REQUIRED WORK »
From the entries that follow, extract each line holding the string "Logrank".

SUPPLIED DATA »
* * * * *

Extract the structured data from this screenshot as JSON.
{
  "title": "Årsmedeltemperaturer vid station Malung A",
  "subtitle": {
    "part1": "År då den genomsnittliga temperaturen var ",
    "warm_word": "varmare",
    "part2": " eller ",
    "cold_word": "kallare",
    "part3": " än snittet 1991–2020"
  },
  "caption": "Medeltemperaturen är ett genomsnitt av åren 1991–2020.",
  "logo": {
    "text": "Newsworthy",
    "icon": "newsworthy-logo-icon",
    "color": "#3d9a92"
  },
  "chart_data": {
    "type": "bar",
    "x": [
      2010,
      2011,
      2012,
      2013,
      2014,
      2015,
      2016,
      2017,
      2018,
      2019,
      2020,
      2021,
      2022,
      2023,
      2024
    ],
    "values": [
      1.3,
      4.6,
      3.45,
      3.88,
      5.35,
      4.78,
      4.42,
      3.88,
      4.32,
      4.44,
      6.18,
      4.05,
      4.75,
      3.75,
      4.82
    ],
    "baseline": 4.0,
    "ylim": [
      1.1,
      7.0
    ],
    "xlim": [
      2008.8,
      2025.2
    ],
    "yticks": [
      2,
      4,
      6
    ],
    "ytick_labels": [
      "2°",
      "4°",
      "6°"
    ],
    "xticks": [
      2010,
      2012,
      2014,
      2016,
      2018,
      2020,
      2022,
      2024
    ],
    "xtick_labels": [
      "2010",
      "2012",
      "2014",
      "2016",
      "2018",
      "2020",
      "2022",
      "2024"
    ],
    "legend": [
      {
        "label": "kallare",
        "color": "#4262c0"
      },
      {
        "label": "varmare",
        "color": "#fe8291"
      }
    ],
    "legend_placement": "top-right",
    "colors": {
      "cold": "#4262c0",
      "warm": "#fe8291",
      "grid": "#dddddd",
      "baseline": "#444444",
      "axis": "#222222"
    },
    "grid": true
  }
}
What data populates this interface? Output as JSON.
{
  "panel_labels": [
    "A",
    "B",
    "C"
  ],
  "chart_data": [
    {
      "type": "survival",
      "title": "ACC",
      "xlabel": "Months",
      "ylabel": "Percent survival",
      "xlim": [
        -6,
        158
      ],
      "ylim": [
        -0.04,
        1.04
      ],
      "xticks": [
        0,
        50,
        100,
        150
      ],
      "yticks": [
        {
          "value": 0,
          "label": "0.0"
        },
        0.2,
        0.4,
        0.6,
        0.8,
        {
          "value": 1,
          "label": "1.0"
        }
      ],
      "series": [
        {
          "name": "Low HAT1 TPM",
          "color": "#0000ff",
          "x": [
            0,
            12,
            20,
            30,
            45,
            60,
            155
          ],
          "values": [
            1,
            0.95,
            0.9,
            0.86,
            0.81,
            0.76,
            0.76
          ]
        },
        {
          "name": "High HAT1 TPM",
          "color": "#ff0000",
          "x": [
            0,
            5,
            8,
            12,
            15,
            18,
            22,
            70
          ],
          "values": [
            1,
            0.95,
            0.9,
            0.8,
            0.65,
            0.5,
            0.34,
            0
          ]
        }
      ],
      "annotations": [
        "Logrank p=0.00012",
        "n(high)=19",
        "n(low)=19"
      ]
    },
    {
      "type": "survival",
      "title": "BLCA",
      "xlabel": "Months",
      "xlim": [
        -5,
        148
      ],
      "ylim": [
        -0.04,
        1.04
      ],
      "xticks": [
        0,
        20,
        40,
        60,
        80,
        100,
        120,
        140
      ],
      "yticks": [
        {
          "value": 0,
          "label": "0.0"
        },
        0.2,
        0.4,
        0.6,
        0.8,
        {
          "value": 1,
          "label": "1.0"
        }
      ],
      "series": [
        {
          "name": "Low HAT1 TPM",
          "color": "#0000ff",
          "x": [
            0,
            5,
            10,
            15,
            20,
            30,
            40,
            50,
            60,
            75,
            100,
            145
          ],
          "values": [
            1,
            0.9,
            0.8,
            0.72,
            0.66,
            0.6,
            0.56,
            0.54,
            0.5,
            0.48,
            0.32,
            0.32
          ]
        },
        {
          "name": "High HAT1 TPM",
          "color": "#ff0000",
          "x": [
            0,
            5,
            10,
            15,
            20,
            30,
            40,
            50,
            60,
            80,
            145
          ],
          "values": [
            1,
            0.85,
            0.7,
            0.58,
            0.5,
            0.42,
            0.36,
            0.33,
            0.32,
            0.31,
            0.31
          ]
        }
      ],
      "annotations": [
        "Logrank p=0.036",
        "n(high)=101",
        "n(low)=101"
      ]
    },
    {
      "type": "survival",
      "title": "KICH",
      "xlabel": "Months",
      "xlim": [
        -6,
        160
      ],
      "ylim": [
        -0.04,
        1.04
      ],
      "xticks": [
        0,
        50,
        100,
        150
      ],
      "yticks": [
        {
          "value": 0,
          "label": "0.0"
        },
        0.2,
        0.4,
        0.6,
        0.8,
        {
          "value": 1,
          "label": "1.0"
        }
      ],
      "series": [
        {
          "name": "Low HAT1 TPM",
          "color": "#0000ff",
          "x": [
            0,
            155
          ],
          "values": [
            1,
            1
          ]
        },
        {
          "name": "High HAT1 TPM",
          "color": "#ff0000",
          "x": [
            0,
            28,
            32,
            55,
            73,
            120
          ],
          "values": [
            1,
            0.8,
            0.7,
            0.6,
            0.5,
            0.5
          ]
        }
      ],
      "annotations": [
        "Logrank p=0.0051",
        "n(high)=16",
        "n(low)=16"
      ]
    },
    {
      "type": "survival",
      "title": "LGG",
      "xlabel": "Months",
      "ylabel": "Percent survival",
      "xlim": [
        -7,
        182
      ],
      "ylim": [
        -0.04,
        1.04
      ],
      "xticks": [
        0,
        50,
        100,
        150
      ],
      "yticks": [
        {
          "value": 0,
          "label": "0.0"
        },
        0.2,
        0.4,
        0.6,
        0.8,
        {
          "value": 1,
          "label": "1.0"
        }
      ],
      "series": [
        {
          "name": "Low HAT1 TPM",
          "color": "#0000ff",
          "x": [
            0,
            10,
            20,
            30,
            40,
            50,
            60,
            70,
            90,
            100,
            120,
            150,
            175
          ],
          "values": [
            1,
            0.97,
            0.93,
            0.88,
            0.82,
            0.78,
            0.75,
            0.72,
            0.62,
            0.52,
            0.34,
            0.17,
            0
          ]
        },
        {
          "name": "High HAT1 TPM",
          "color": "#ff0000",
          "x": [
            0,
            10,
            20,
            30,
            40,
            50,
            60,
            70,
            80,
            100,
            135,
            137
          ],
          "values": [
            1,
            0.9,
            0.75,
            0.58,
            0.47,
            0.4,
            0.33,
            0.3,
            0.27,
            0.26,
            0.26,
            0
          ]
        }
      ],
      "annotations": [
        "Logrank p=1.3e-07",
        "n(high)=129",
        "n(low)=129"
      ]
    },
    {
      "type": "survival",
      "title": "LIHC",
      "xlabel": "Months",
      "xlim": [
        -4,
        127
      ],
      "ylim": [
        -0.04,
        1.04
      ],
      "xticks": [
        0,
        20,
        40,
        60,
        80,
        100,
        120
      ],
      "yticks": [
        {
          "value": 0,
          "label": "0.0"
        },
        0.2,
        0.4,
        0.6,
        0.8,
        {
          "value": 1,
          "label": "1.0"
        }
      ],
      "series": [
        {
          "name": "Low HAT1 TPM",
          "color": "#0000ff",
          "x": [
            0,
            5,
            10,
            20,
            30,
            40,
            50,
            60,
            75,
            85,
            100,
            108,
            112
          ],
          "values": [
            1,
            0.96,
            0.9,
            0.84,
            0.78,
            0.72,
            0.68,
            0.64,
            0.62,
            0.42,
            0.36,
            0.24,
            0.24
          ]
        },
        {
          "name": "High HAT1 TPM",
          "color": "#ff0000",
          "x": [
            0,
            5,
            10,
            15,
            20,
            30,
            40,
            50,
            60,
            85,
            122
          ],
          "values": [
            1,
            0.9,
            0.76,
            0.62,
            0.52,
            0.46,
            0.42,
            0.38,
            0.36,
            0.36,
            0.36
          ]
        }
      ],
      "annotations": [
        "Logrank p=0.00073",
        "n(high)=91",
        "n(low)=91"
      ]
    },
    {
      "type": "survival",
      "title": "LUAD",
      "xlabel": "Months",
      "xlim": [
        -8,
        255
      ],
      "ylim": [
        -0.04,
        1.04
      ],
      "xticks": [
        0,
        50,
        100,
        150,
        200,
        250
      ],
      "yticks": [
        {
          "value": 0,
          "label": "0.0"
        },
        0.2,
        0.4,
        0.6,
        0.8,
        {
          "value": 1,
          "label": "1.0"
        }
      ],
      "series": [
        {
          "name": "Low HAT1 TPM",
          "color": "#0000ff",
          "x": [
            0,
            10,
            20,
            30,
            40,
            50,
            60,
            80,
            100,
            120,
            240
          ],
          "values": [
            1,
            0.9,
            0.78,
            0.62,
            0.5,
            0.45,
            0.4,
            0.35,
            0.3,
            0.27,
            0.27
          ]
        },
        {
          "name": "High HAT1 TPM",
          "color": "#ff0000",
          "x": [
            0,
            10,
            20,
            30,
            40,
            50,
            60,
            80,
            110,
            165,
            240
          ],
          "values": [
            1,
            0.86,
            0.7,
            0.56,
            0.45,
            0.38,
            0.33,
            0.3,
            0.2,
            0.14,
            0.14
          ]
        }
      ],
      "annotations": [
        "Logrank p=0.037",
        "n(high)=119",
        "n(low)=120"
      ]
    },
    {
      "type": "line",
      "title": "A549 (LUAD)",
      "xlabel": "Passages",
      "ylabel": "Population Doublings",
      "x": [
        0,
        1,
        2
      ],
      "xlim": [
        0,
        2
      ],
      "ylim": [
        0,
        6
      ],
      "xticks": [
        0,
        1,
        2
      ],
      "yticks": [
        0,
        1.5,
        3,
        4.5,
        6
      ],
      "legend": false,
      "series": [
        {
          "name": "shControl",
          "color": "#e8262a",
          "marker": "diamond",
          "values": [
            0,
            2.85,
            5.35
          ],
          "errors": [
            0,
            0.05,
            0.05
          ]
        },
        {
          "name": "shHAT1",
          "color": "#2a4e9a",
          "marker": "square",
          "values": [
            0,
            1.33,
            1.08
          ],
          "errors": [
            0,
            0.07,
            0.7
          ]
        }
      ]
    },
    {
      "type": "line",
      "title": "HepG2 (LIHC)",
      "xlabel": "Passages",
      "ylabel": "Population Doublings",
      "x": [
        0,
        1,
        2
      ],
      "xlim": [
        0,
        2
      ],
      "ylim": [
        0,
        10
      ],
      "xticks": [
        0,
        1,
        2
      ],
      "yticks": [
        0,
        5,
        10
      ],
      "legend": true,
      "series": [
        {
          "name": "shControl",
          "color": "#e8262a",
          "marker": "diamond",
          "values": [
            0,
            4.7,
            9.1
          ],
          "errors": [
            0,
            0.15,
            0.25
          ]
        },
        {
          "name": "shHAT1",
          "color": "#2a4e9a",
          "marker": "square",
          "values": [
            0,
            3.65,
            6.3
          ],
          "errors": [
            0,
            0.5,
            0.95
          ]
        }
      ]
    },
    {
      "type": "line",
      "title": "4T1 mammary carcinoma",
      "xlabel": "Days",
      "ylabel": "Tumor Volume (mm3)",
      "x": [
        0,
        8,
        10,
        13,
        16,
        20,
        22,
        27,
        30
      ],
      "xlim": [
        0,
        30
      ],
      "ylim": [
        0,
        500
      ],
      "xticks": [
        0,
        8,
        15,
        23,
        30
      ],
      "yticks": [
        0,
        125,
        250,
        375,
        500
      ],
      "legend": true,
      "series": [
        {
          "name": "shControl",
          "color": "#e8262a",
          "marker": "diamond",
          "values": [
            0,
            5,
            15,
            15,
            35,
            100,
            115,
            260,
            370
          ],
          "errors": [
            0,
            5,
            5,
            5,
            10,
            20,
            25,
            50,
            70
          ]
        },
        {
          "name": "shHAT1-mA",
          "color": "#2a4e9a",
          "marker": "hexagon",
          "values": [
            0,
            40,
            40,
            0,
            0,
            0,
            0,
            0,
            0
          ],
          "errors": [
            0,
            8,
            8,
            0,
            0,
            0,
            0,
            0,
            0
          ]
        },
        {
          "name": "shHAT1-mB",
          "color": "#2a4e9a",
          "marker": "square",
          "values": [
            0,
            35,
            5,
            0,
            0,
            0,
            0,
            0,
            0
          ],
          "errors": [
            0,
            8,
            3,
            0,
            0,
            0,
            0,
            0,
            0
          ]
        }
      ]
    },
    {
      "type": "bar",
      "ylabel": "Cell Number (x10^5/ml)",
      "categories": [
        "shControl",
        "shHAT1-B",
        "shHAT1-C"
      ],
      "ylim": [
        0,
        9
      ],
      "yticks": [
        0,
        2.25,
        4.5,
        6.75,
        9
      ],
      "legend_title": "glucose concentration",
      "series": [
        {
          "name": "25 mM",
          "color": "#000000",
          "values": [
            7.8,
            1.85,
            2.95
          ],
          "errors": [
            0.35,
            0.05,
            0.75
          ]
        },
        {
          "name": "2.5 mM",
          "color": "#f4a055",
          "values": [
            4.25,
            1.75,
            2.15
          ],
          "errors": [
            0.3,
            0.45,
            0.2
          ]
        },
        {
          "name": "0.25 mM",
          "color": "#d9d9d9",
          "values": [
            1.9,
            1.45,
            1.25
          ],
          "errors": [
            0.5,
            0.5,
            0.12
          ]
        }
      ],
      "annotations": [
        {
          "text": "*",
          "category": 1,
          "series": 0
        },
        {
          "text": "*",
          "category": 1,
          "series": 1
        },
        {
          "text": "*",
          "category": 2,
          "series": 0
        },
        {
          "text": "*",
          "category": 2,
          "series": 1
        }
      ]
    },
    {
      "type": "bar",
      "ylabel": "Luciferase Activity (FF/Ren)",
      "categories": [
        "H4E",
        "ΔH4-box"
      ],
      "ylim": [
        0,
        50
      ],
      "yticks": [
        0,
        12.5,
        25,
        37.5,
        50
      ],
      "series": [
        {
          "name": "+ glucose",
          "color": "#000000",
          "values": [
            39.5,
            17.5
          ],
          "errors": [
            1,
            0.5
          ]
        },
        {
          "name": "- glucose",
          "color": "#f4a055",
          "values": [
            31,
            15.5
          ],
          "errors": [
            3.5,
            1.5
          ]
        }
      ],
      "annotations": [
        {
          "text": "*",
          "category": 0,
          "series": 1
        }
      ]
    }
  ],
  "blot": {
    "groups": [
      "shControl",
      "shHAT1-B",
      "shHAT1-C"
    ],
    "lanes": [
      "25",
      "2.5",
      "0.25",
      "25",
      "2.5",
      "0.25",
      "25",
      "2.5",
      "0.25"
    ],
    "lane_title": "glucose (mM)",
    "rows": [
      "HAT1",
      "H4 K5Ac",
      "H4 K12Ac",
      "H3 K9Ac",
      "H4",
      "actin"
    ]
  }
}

* * * * *

RESPONSE TO THIS EXERCISE »
        "Logrank p=0.00012",
        "Logrank p=0.036",
        "Logrank p=0.0051",
        "Logrank p=1.3e-07",
        "Logrank p=0.00073",
        "Logrank p=0.037",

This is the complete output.